%%

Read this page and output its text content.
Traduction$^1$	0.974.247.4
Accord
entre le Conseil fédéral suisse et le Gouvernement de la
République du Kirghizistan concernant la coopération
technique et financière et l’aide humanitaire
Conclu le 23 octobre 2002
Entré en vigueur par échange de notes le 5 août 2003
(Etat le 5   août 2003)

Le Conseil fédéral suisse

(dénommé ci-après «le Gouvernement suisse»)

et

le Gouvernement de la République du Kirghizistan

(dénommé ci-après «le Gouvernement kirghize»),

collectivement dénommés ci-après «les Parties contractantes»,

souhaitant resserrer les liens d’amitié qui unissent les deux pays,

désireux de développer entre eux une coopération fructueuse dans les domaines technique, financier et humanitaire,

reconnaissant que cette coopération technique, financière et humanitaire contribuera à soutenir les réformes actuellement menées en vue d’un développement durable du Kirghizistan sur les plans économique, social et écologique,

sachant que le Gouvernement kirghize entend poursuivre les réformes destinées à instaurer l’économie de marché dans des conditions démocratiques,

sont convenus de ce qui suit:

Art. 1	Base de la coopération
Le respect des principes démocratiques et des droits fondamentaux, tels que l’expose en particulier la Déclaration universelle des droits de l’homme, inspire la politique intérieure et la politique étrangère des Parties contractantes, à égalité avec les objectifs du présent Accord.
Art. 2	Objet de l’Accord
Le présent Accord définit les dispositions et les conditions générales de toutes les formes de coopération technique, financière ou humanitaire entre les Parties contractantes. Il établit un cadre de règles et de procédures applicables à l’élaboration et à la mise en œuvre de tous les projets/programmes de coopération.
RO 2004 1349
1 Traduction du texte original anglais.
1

%%
%%

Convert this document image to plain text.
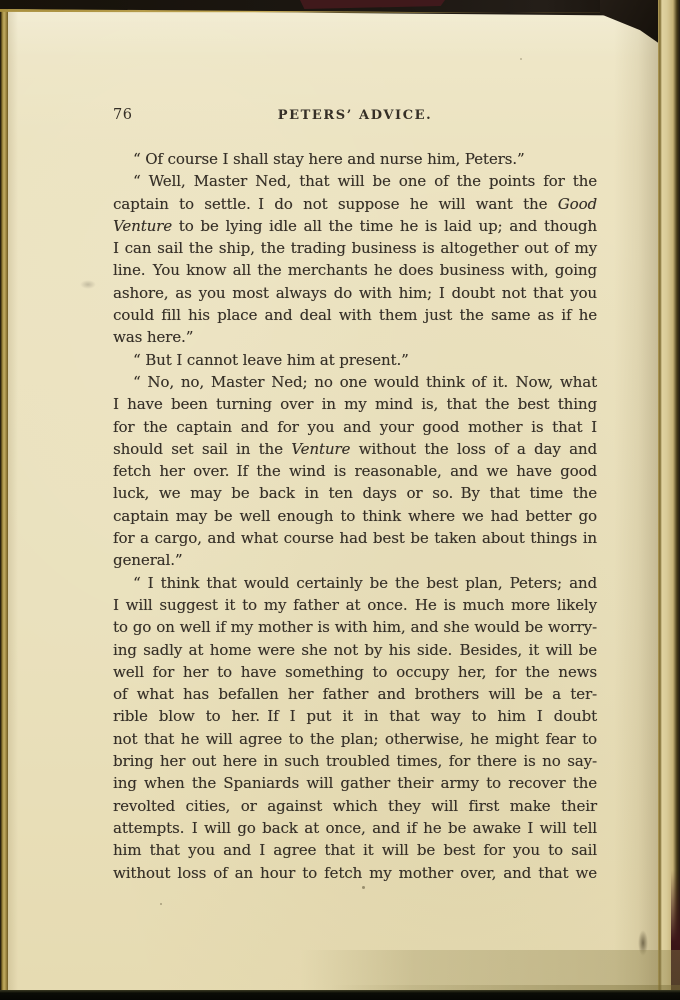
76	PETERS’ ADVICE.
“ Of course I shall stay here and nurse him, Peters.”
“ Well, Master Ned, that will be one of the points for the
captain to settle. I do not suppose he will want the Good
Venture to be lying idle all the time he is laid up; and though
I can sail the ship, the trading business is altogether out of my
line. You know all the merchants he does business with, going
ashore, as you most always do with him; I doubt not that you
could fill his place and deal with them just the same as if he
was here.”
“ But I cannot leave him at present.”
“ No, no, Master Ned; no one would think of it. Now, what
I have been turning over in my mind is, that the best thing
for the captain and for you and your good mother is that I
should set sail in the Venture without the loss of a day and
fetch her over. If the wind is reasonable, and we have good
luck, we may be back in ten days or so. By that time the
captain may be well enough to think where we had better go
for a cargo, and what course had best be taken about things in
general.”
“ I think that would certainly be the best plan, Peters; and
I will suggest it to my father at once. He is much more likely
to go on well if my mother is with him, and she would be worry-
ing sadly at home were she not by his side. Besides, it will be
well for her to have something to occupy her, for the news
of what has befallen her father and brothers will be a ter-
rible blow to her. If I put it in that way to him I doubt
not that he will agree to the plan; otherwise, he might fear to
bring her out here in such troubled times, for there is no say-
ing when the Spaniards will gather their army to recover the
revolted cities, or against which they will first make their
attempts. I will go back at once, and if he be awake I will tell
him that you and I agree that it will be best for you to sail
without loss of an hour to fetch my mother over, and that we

%%
%%

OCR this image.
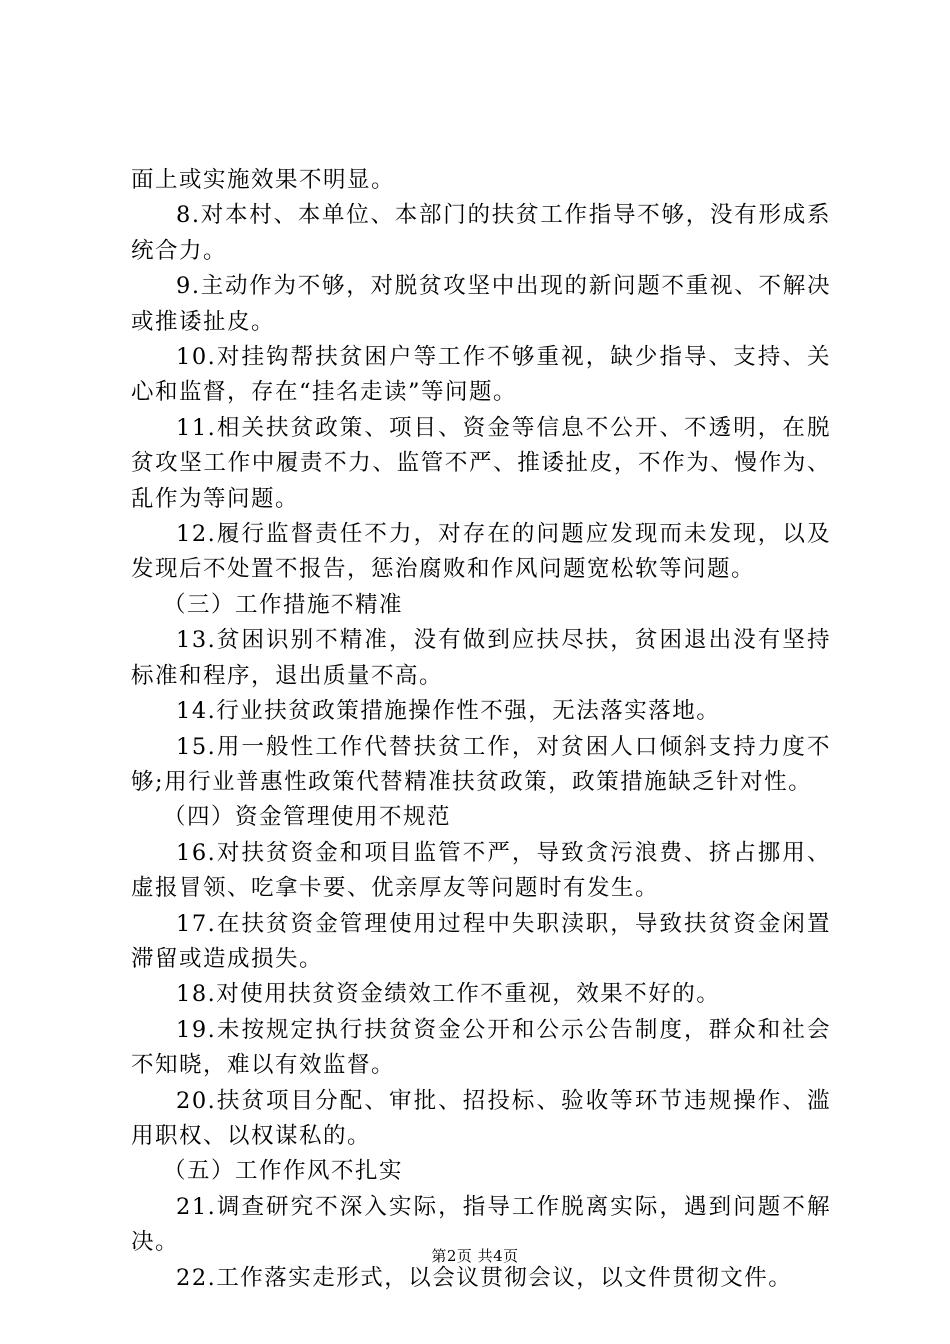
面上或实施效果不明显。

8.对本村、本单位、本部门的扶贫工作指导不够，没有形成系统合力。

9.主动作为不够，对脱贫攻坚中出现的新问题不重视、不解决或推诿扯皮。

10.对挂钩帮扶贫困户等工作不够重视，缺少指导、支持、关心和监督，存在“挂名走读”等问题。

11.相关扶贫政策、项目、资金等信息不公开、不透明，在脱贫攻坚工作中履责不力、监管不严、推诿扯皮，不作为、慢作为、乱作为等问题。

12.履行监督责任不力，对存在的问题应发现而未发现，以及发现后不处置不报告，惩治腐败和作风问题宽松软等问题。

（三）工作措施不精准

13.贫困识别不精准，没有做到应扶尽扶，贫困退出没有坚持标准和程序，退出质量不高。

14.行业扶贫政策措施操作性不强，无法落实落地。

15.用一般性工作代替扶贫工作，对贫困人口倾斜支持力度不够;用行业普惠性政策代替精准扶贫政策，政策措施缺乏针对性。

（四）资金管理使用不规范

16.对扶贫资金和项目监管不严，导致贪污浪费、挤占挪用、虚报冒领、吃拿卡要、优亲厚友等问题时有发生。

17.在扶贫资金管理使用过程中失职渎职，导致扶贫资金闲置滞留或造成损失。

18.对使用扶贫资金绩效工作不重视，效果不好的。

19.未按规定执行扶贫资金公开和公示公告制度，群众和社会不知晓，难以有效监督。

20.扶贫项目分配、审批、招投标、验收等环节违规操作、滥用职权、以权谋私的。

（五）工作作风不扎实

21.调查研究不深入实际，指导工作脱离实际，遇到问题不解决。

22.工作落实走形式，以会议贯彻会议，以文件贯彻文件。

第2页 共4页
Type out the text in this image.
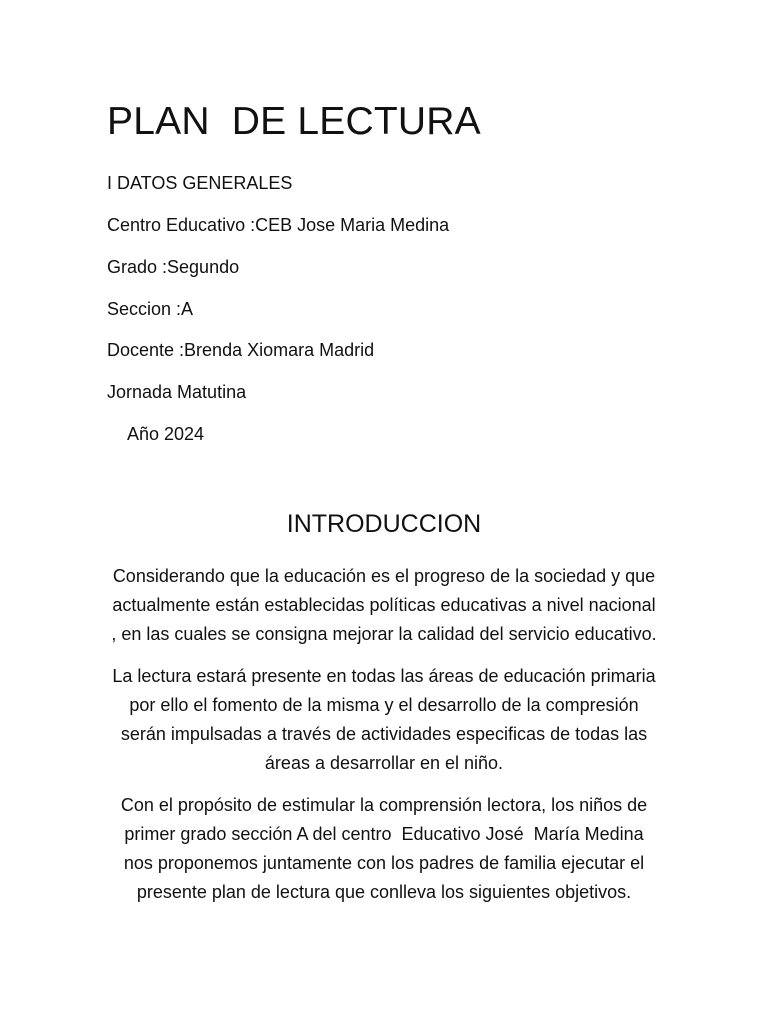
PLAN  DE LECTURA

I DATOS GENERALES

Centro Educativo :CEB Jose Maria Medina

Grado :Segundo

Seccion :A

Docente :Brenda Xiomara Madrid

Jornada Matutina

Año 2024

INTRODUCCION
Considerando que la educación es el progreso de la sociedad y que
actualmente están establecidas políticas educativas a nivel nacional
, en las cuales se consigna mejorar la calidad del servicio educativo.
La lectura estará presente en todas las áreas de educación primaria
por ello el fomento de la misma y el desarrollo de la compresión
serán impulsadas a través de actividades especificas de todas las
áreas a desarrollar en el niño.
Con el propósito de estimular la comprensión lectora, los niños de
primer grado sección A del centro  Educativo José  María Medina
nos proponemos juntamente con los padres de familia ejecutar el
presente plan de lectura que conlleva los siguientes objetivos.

%%

THE PROBLEM
Lines containing the string "sail" should be counted; reply with their number and nothing more.

ANSWER FOR THE TASK
3